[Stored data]
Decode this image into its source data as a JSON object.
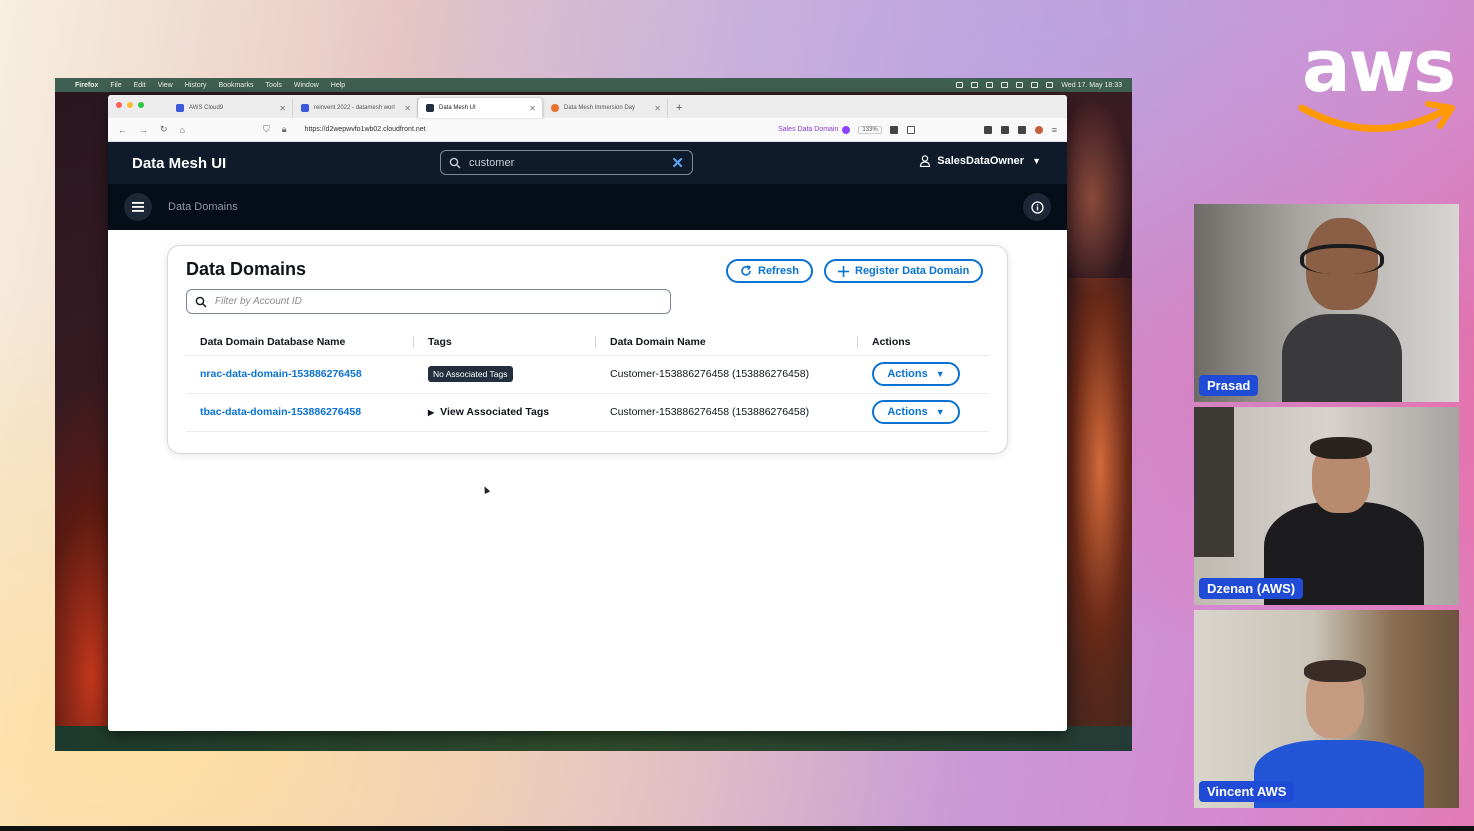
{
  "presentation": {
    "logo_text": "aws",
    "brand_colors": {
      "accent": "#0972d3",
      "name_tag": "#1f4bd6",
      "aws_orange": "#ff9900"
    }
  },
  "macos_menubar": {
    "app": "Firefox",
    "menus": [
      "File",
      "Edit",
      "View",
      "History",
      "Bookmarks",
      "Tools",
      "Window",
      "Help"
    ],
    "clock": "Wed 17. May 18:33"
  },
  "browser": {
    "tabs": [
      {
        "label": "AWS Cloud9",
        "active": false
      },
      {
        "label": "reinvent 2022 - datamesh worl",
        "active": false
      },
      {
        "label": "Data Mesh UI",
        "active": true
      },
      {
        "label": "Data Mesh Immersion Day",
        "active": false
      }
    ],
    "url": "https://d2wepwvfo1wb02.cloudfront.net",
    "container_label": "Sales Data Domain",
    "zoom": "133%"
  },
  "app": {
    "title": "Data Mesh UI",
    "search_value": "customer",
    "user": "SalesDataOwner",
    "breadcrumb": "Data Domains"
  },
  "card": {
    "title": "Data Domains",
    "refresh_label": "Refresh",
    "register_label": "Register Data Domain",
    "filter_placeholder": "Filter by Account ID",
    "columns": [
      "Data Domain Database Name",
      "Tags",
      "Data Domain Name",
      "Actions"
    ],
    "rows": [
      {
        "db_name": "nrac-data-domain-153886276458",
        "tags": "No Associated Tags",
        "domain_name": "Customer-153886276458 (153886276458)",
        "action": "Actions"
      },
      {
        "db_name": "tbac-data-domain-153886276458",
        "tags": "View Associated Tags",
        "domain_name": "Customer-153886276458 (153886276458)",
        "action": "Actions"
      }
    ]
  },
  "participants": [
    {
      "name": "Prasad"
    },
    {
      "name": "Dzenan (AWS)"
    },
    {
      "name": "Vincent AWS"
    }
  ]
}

==

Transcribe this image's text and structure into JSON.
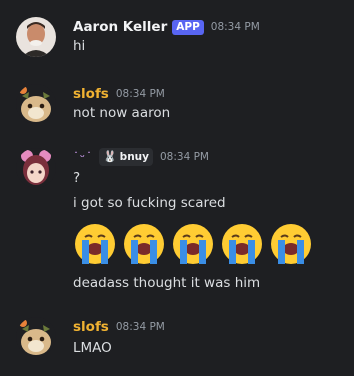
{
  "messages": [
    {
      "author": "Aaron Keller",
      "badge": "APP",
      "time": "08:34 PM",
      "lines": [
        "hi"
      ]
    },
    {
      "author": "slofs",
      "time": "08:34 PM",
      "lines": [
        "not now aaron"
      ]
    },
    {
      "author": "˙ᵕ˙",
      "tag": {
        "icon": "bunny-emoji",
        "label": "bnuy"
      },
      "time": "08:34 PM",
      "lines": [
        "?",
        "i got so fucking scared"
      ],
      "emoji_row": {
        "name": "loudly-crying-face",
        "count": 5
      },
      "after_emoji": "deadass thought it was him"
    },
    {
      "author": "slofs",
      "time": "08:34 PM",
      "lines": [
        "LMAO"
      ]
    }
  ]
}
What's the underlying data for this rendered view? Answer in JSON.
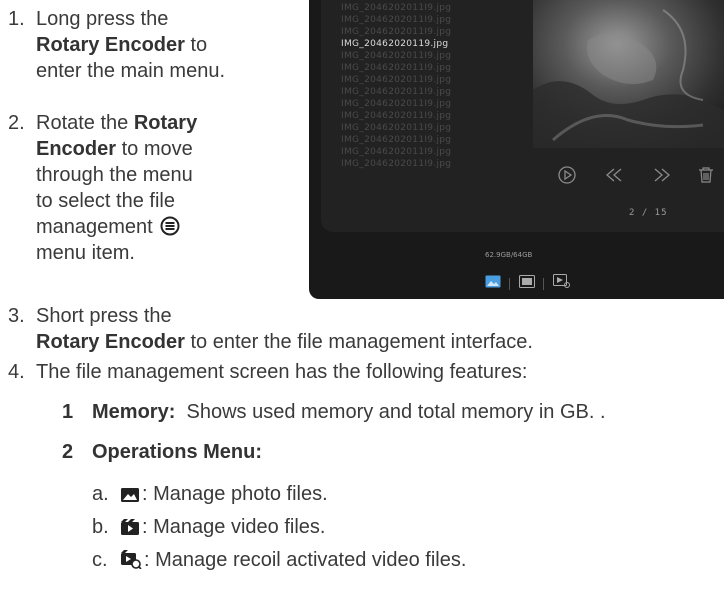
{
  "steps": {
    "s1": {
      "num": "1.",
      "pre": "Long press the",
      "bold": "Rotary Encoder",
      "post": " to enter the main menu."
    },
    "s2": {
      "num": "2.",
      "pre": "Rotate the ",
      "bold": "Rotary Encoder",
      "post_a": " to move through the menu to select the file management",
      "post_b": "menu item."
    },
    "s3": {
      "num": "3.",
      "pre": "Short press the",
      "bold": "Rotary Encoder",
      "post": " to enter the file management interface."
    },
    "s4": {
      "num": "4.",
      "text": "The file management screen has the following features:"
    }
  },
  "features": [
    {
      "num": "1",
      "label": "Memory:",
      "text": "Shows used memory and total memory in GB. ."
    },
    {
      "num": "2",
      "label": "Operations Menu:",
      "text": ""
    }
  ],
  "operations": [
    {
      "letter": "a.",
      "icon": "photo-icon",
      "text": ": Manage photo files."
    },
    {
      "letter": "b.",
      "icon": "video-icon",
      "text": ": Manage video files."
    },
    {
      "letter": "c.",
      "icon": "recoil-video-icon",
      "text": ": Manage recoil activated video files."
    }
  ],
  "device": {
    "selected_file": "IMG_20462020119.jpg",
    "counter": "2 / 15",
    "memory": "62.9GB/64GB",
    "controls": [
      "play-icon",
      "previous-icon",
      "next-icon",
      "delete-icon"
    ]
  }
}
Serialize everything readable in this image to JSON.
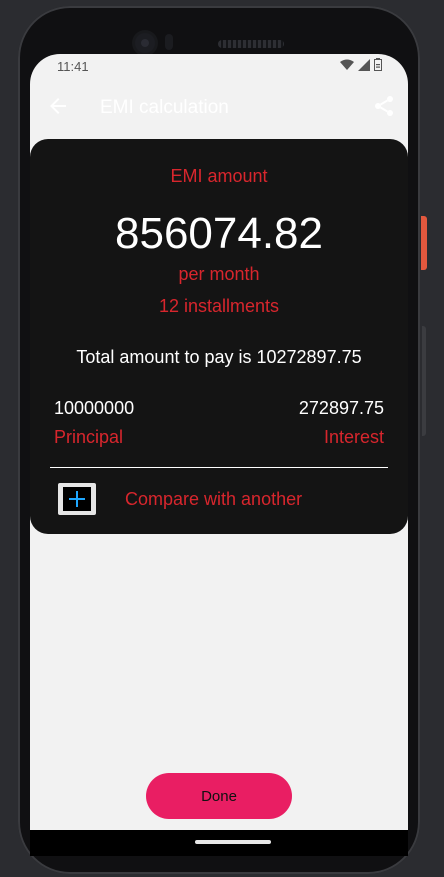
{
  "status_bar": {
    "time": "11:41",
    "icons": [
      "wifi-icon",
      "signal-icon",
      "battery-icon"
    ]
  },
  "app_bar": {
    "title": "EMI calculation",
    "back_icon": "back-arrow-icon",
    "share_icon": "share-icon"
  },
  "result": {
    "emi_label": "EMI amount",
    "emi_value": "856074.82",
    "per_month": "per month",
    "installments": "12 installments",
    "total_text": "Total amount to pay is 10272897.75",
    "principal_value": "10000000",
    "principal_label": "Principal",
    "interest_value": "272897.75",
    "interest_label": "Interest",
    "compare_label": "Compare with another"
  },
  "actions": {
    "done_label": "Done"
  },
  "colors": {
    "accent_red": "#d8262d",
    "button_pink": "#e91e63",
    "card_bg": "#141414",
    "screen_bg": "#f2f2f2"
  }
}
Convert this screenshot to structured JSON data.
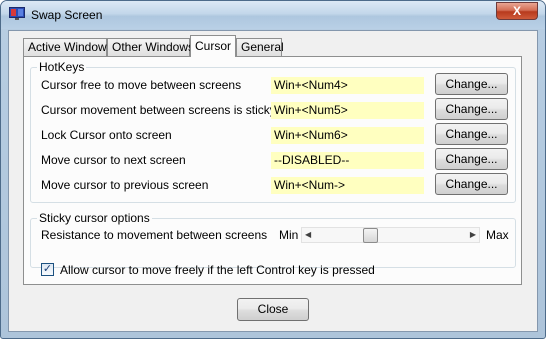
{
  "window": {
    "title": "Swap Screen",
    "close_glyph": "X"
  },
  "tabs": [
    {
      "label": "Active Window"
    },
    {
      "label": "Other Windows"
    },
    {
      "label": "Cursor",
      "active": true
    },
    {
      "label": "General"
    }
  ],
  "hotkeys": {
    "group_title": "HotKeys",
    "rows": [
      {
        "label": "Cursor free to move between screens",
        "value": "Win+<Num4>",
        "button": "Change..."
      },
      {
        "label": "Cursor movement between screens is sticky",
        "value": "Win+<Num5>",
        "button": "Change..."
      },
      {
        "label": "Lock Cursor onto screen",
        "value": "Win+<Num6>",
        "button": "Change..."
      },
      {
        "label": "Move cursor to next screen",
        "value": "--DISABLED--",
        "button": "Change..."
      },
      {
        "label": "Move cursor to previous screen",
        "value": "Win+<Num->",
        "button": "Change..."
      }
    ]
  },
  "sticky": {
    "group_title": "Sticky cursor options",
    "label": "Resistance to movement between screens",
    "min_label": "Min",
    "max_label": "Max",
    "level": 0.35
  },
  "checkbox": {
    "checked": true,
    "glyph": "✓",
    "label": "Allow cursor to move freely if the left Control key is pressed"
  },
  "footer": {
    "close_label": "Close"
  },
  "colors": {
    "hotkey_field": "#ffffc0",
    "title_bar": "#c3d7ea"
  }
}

--

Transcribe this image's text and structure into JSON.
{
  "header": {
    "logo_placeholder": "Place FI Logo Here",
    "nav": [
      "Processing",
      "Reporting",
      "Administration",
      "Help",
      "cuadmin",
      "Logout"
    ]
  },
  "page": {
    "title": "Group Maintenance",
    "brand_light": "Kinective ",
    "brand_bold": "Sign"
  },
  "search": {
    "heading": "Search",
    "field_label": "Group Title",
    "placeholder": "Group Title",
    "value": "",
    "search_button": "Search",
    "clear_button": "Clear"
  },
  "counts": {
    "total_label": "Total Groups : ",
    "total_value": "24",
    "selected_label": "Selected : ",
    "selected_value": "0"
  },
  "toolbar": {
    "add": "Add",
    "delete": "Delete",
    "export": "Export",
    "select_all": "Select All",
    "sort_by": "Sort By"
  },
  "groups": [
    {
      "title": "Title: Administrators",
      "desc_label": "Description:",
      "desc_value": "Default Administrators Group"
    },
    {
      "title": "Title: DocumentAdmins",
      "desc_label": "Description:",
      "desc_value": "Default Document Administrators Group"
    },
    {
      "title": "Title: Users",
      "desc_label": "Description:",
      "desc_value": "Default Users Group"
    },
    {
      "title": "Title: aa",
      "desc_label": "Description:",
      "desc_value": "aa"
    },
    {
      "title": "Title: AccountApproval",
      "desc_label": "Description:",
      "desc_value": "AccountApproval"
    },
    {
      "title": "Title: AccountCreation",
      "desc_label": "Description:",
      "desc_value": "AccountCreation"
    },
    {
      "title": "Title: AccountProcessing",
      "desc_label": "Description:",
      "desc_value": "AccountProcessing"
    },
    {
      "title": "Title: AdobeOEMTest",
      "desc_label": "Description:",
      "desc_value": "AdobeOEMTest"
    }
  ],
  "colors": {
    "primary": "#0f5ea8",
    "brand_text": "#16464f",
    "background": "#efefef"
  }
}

**GIVEN INSTRUCTION**.
Filter the data for the string "AccountCreation" and copy every line that has it.

**REPLY TO THE TASK**.
      "title": "Title: AccountCreation",
      "desc_value": "AccountCreation"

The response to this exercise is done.